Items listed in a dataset
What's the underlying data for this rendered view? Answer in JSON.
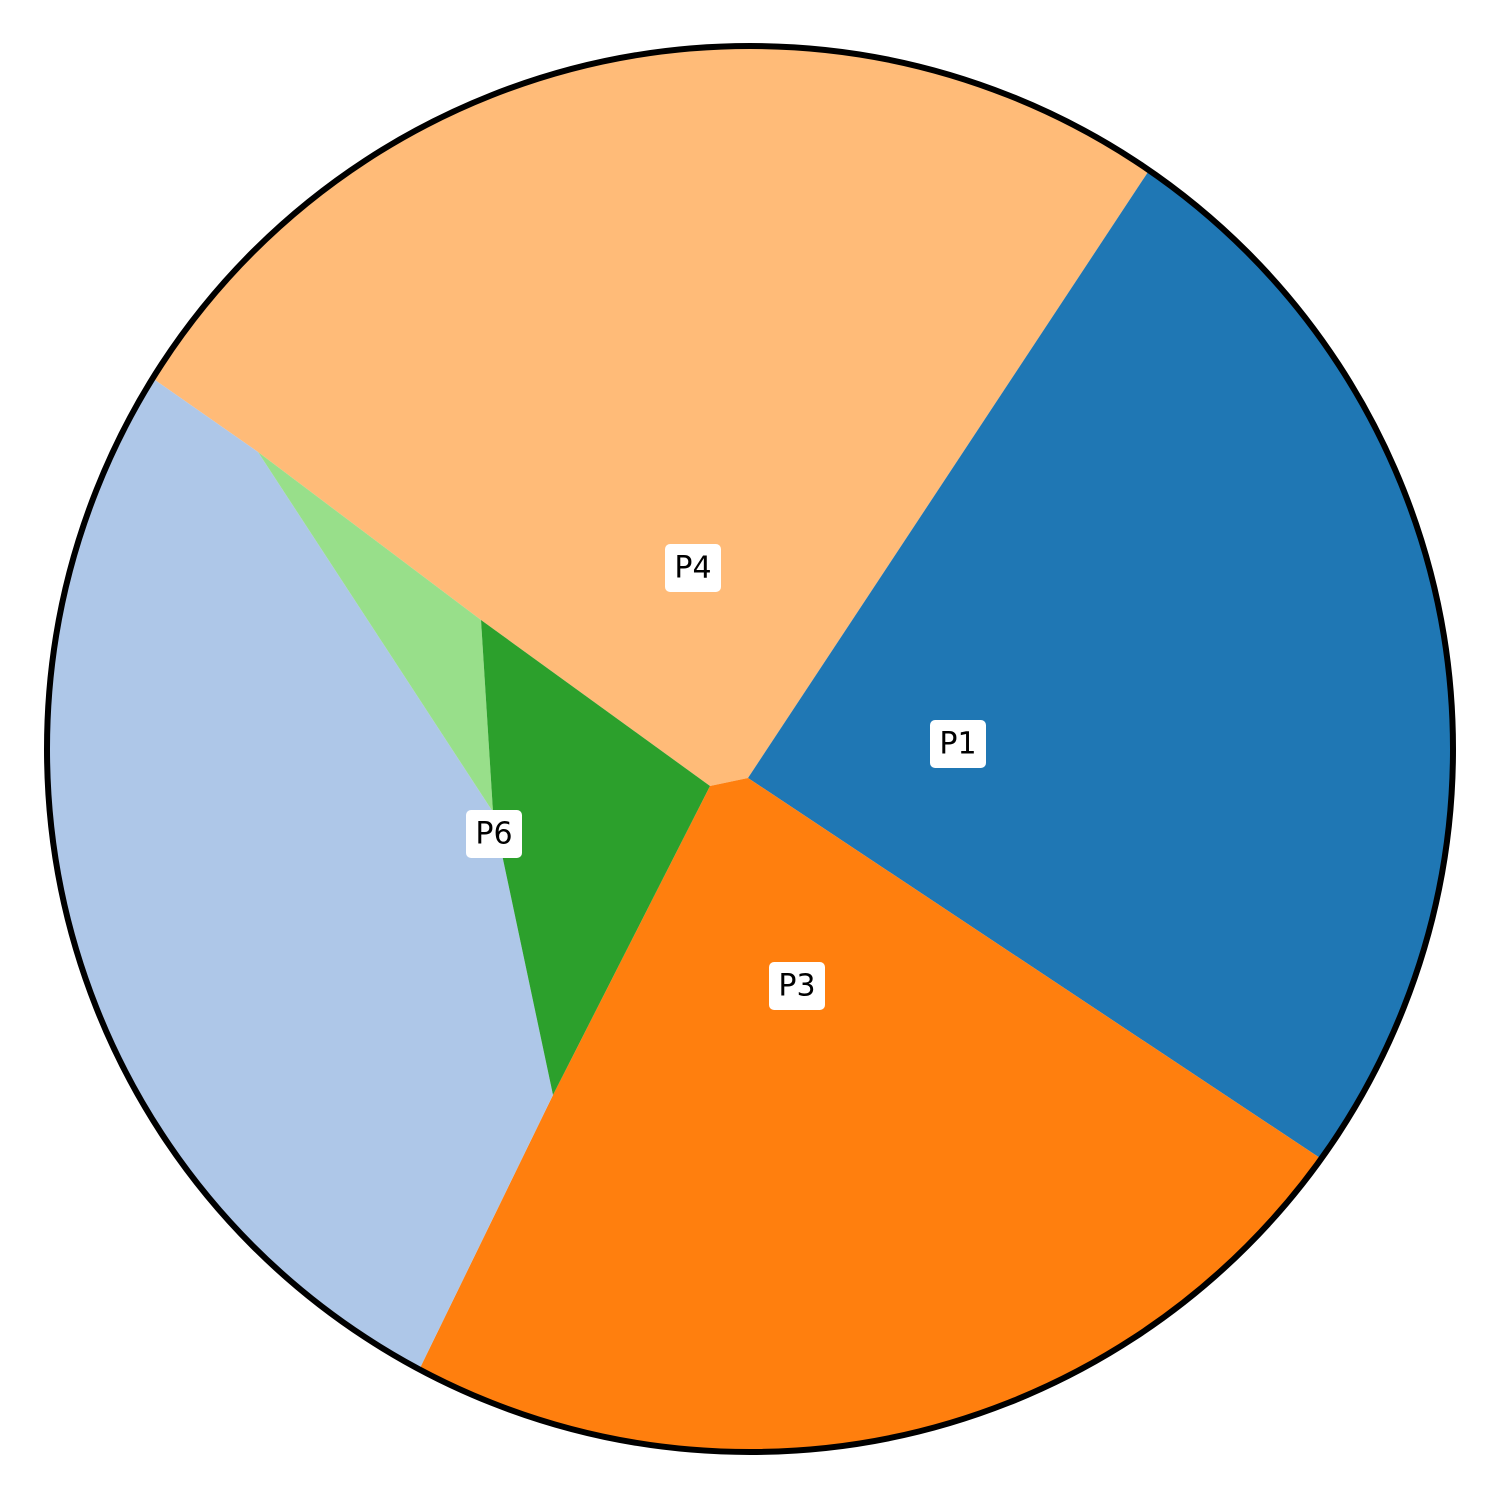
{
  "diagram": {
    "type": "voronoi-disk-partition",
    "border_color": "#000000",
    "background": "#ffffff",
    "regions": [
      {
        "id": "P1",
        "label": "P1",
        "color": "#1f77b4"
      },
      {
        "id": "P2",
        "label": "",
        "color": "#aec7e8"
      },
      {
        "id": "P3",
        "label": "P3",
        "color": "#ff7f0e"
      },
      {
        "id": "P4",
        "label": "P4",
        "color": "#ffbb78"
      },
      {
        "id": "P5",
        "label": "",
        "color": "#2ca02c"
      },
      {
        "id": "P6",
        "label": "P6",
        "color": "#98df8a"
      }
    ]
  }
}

### Goal of the exercise
Gather every line from the entries above where the word "label" appears, and copy them.

### Expected answer
        "label": "P1",
        "label": "",
        "label": "P3",
        "label": "P4",
        "label": "",
        "label": "P6",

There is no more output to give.